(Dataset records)
======

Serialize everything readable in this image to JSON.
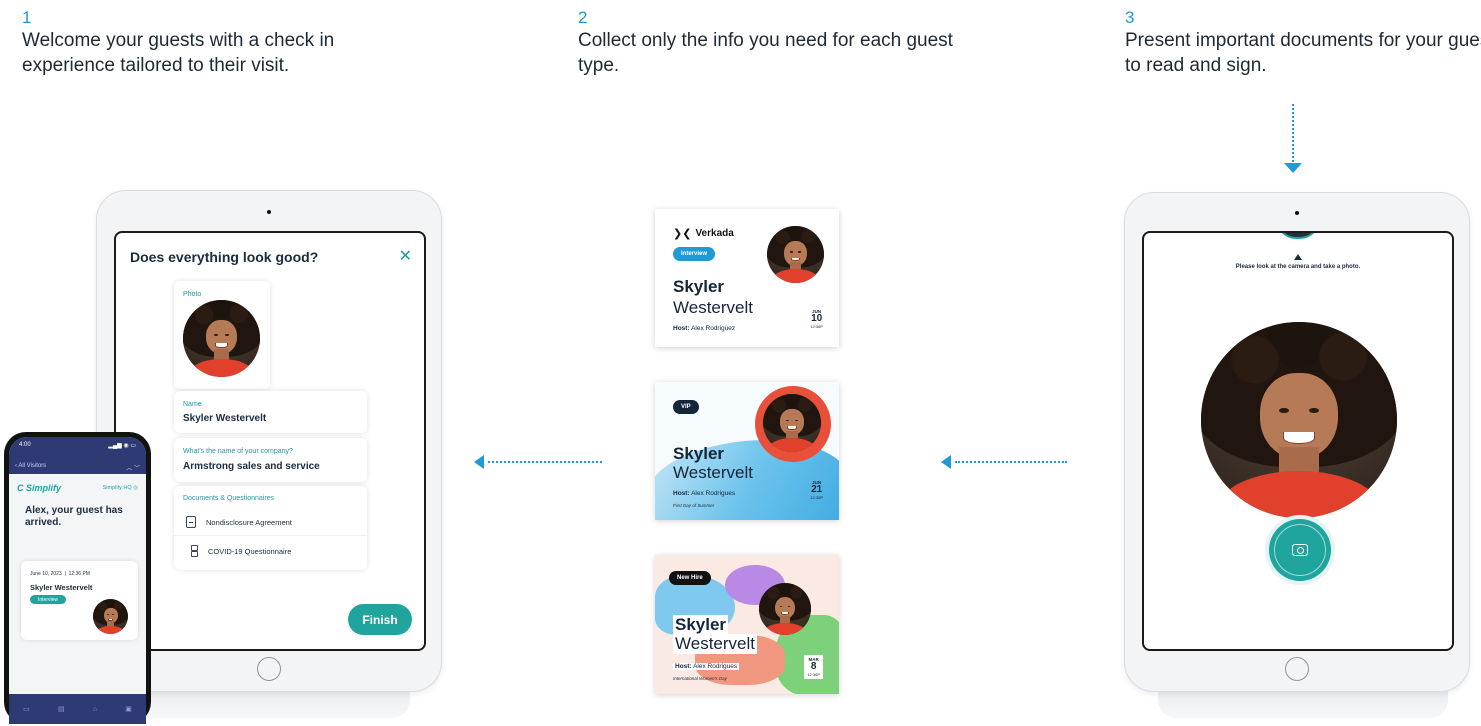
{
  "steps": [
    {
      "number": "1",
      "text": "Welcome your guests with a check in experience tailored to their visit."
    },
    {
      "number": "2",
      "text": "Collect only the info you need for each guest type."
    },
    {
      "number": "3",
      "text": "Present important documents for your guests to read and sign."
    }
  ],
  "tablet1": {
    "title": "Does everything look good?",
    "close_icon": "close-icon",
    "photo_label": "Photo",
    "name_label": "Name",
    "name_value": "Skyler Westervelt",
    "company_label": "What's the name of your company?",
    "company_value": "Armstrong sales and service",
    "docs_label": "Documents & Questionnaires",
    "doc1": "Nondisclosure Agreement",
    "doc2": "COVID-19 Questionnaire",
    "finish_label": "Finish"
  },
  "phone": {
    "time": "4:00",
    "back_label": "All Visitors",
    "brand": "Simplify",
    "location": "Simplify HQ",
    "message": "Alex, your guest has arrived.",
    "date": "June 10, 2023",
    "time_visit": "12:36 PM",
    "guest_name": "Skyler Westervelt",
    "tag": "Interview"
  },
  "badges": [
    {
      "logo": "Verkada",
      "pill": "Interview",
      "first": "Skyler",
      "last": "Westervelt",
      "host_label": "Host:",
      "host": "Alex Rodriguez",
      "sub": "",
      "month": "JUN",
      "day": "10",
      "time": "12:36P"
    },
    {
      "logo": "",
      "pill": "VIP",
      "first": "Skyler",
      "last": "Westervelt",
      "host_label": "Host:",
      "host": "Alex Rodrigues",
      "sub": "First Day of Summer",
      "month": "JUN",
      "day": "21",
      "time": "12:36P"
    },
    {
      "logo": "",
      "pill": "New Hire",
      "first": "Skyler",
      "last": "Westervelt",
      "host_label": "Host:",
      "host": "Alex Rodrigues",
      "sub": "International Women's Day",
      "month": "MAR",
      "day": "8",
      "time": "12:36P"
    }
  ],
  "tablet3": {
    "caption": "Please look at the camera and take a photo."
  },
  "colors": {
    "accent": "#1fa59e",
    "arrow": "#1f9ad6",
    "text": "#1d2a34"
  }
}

======

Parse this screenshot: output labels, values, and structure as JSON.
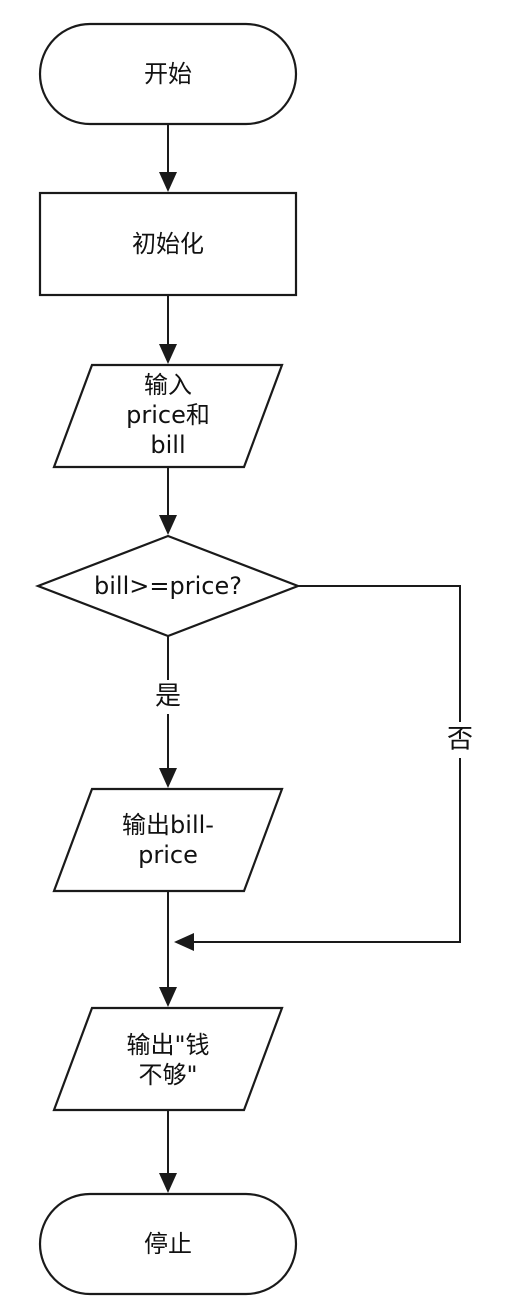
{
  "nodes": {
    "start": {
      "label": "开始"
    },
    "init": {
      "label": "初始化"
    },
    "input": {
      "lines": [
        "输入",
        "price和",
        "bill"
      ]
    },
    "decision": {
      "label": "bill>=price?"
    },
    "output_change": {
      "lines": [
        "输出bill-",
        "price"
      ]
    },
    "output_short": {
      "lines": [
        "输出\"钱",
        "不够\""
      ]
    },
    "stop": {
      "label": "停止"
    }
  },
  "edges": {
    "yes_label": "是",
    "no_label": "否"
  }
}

======

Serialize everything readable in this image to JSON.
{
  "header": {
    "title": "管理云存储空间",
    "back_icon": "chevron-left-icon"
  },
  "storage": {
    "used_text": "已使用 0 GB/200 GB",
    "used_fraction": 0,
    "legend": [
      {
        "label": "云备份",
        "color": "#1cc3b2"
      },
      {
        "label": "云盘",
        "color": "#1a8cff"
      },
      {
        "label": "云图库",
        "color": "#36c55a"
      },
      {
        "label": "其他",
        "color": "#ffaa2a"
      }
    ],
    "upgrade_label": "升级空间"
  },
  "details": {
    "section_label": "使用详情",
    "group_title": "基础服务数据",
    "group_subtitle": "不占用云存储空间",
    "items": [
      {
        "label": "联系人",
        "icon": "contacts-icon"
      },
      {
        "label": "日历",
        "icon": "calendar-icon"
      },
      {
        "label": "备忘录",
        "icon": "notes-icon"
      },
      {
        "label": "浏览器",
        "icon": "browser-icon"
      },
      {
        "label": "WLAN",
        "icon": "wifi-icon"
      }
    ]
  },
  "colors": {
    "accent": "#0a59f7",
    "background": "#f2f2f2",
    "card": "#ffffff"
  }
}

======

» **TASK INSTRUCTIONS**
Pick out the lines containing the string "pill".

» **RESPONSE**
      "pill": "Interview",
      "pill": "VIP",
      "pill": "New Hire",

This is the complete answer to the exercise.